═══ Provided records ═══

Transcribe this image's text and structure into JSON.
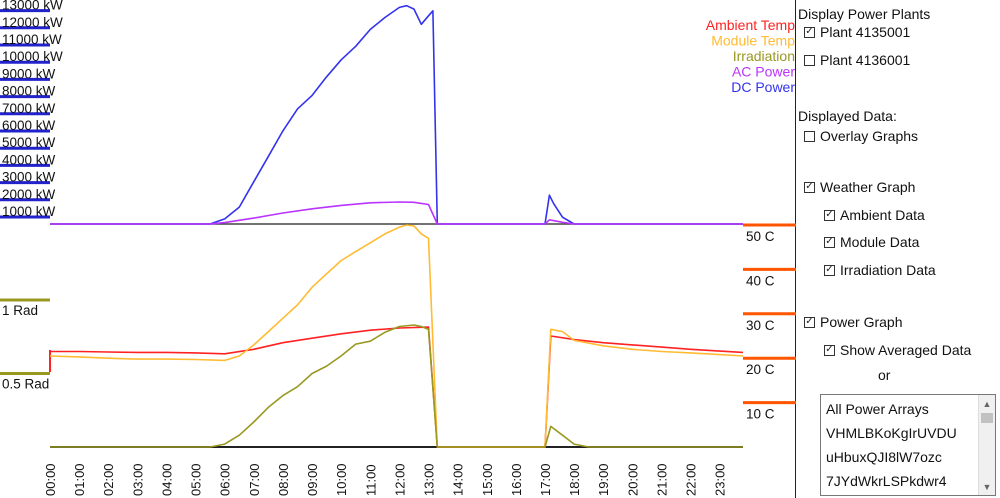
{
  "chart_data": {
    "type": "line",
    "x": [
      "00:00",
      "01:00",
      "02:00",
      "03:00",
      "04:00",
      "05:00",
      "06:00",
      "07:00",
      "08:00",
      "09:00",
      "10:00",
      "11:00",
      "12:00",
      "13:00",
      "14:00",
      "15:00",
      "16:00",
      "17:00",
      "18:00",
      "19:00",
      "20:00",
      "21:00",
      "22:00",
      "23:00"
    ],
    "power_axis_ticks": [
      "1000 kW",
      "2000 kW",
      "3000 kW",
      "4000 kW",
      "5000 kW",
      "6000 kW",
      "7000 kW",
      "8000 kW",
      "9000 kW",
      "10000 kW",
      "11000 kW",
      "12000 kW",
      "13000 kW"
    ],
    "temp_axis_ticks": [
      "10 C",
      "20 C",
      "30 C",
      "40 C",
      "50 C"
    ],
    "irradiation_axis_ticks": [
      "0.5 Rad",
      "1 Rad"
    ],
    "legend": {
      "placement": "top-right",
      "entries": [
        {
          "label": "Ambient Temp",
          "color": "#ff2222"
        },
        {
          "label": "Module Temp",
          "color": "#ffbb33"
        },
        {
          "label": "Irradiation",
          "color": "#999922"
        },
        {
          "label": "AC Power",
          "color": "#bb33ff"
        },
        {
          "label": "DC Power",
          "color": "#3333ee"
        }
      ]
    },
    "series": [
      {
        "name": "DC Power",
        "unit": "kW",
        "color": "#3333ee",
        "points": [
          [
            0,
            0
          ],
          [
            5,
            0
          ],
          [
            5.5,
            0
          ],
          [
            6,
            300
          ],
          [
            6.5,
            1000
          ],
          [
            7,
            2500
          ],
          [
            7.5,
            4000
          ],
          [
            8,
            5500
          ],
          [
            8.5,
            6800
          ],
          [
            9,
            7600
          ],
          [
            9.5,
            8700
          ],
          [
            10,
            9700
          ],
          [
            10.5,
            10500
          ],
          [
            11,
            11500
          ],
          [
            11.5,
            12200
          ],
          [
            12,
            12800
          ],
          [
            12.25,
            12900
          ],
          [
            12.5,
            12700
          ],
          [
            12.75,
            11800
          ],
          [
            13,
            12300
          ],
          [
            13.15,
            12600
          ],
          [
            13.3,
            0
          ],
          [
            14,
            0
          ],
          [
            16,
            0
          ],
          [
            17,
            0
          ],
          [
            17.15,
            1700
          ],
          [
            17.3,
            1200
          ],
          [
            17.6,
            400
          ],
          [
            18,
            0
          ],
          [
            23.8,
            0
          ]
        ]
      },
      {
        "name": "AC Power",
        "unit": "kW",
        "color": "#bb33ff",
        "points": [
          [
            0,
            0
          ],
          [
            5.5,
            0
          ],
          [
            6,
            80
          ],
          [
            7,
            350
          ],
          [
            8,
            650
          ],
          [
            9,
            900
          ],
          [
            10,
            1100
          ],
          [
            11,
            1250
          ],
          [
            12,
            1300
          ],
          [
            12.5,
            1280
          ],
          [
            13,
            1150
          ],
          [
            13.3,
            0
          ],
          [
            17,
            0
          ],
          [
            17.15,
            250
          ],
          [
            17.6,
            100
          ],
          [
            18,
            0
          ],
          [
            23.8,
            0
          ]
        ]
      },
      {
        "name": "Ambient Temp",
        "unit": "C",
        "color": "#ff2222",
        "points": [
          [
            0,
            21.5
          ],
          [
            1,
            21.5
          ],
          [
            2,
            21.4
          ],
          [
            3,
            21.3
          ],
          [
            4,
            21.3
          ],
          [
            5,
            21.2
          ],
          [
            6,
            21.0
          ],
          [
            7,
            22.0
          ],
          [
            8,
            23.5
          ],
          [
            9,
            24.5
          ],
          [
            10,
            25.5
          ],
          [
            11,
            26.3
          ],
          [
            12,
            26.8
          ],
          [
            13,
            27.0
          ],
          [
            13.3,
            0
          ],
          [
            14,
            0
          ],
          [
            16,
            0
          ],
          [
            17,
            0
          ],
          [
            17.2,
            25.0
          ],
          [
            18,
            24.2
          ],
          [
            19,
            23.5
          ],
          [
            20,
            23.0
          ],
          [
            21,
            22.5
          ],
          [
            22,
            22.0
          ],
          [
            23,
            21.6
          ],
          [
            23.8,
            21.3
          ]
        ]
      },
      {
        "name": "Module Temp",
        "unit": "C",
        "color": "#ffbb33",
        "points": [
          [
            0,
            20.5
          ],
          [
            1,
            20.3
          ],
          [
            2,
            20.0
          ],
          [
            3,
            19.8
          ],
          [
            4,
            19.8
          ],
          [
            5,
            19.7
          ],
          [
            6,
            19.5
          ],
          [
            6.5,
            20.5
          ],
          [
            7,
            23
          ],
          [
            7.5,
            26
          ],
          [
            8,
            29
          ],
          [
            8.5,
            32
          ],
          [
            9,
            36
          ],
          [
            9.5,
            39
          ],
          [
            10,
            42
          ],
          [
            10.5,
            44
          ],
          [
            11,
            46
          ],
          [
            11.5,
            48
          ],
          [
            12,
            49.5
          ],
          [
            12.25,
            50
          ],
          [
            12.5,
            49.8
          ],
          [
            12.75,
            48
          ],
          [
            13,
            47
          ],
          [
            13.3,
            0
          ],
          [
            14,
            0
          ],
          [
            16,
            0
          ],
          [
            17,
            0
          ],
          [
            17.2,
            26.5
          ],
          [
            17.6,
            26
          ],
          [
            18,
            24
          ],
          [
            19,
            22.8
          ],
          [
            20,
            22
          ],
          [
            21,
            21.5
          ],
          [
            22,
            21.2
          ],
          [
            23,
            20.8
          ],
          [
            23.8,
            20.5
          ]
        ]
      },
      {
        "name": "Irradiation",
        "unit": "Rad",
        "color": "#999922",
        "points": [
          [
            0,
            0
          ],
          [
            5,
            0
          ],
          [
            5.5,
            0
          ],
          [
            6,
            0.02
          ],
          [
            6.5,
            0.08
          ],
          [
            7,
            0.17
          ],
          [
            7.5,
            0.27
          ],
          [
            8,
            0.35
          ],
          [
            8.5,
            0.41
          ],
          [
            9,
            0.5
          ],
          [
            9.5,
            0.55
          ],
          [
            10,
            0.62
          ],
          [
            10.5,
            0.7
          ],
          [
            11,
            0.72
          ],
          [
            11.5,
            0.78
          ],
          [
            12,
            0.82
          ],
          [
            12.5,
            0.83
          ],
          [
            12.75,
            0.82
          ],
          [
            13,
            0.8
          ],
          [
            13.3,
            0
          ],
          [
            14,
            0
          ],
          [
            17,
            0
          ],
          [
            17.2,
            0.14
          ],
          [
            17.6,
            0.08
          ],
          [
            18,
            0.02
          ],
          [
            18.5,
            0
          ],
          [
            23.8,
            0
          ]
        ]
      }
    ]
  },
  "panel": {
    "plants_title": "Display Power Plants",
    "plants": [
      {
        "label": "Plant 4135001",
        "checked": true
      },
      {
        "label": "Plant 4136001",
        "checked": false
      }
    ],
    "displayed_title": "Displayed Data:",
    "overlay_label": "Overlay Graphs",
    "overlay_checked": false,
    "weather_label": "Weather Graph",
    "weather_checked": true,
    "ambient_label": "Ambient Data",
    "ambient_checked": true,
    "module_label": "Module Data",
    "module_checked": true,
    "irradiation_label": "Irradiation Data",
    "irradiation_checked": true,
    "power_label": "Power Graph",
    "power_checked": true,
    "averaged_label": "Show Averaged Data",
    "averaged_checked": true,
    "or_label": "or",
    "arrays": [
      "All Power Arrays",
      "VHMLBKoKgIrUVDU",
      "uHbuxQJI8lW7ozc",
      "7JYdWkrLSPkdwr4"
    ]
  }
}
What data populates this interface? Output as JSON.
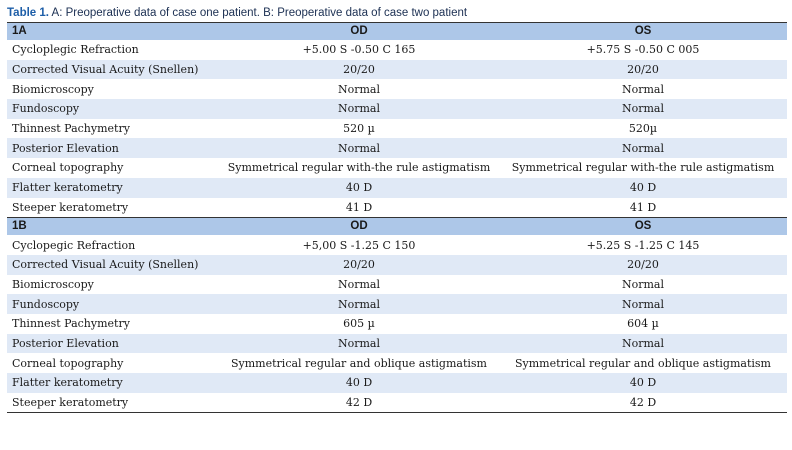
{
  "caption": {
    "label": "Table 1.",
    "text": " A: Preoperative data of case one patient. B: Preoperative data of case two patient"
  },
  "sections": [
    {
      "id": "1A",
      "columns": [
        "1A",
        "OD",
        "OS"
      ],
      "rows": [
        [
          "Cycloplegic Refraction",
          "+5.00 S -0.50 C 165",
          "+5.75 S -0.50 C 005"
        ],
        [
          "Corrected Visual Acuity (Snellen)",
          "20/20",
          "20/20"
        ],
        [
          "Biomicroscopy",
          "Normal",
          "Normal"
        ],
        [
          "Fundoscopy",
          "Normal",
          "Normal"
        ],
        [
          "Thinnest Pachymetry",
          "520 µ",
          "520µ"
        ],
        [
          "Posterior Elevation",
          "Normal",
          "Normal"
        ],
        [
          "Corneal topography",
          "Symmetrical regular with-the rule astigmatism",
          "Symmetrical regular with-the rule astigmatism"
        ],
        [
          "Flatter keratometry",
          "40 D",
          "40 D"
        ],
        [
          "Steeper keratometry",
          "41 D",
          "41 D"
        ]
      ]
    },
    {
      "id": "1B",
      "columns": [
        "1B",
        "OD",
        "OS"
      ],
      "rows": [
        [
          "Cyclopegic Refraction",
          "+5,00 S -1.25 C 150",
          "+5.25 S -1.25 C 145"
        ],
        [
          "Corrected Visual Acuity (Snellen)",
          "20/20",
          "20/20"
        ],
        [
          "Biomicroscopy",
          "Normal",
          "Normal"
        ],
        [
          "Fundoscopy",
          "Normal",
          "Normal"
        ],
        [
          "Thinnest Pachymetry",
          "605 µ",
          "604 µ"
        ],
        [
          "Posterior Elevation",
          "Normal",
          "Normal"
        ],
        [
          "Corneal topography",
          "Symmetrical regular and oblique astigmatism",
          "Symmetrical regular and oblique astigmatism"
        ],
        [
          "Flatter keratometry",
          "40 D",
          "40 D"
        ],
        [
          "Steeper keratometry",
          "42 D",
          "42 D"
        ]
      ]
    }
  ],
  "colors": {
    "header_bg": "#adc7e8",
    "stripe_bg": "#e0e9f6",
    "caption_label": "#1d5ea8"
  }
}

═══

** What this task involves **
Collect, from the material above, every line containing the word "oblique".

** The answer **
          "Symmetrical regular and oblique astigmatism",
          "Symmetrical regular and oblique astigmatism"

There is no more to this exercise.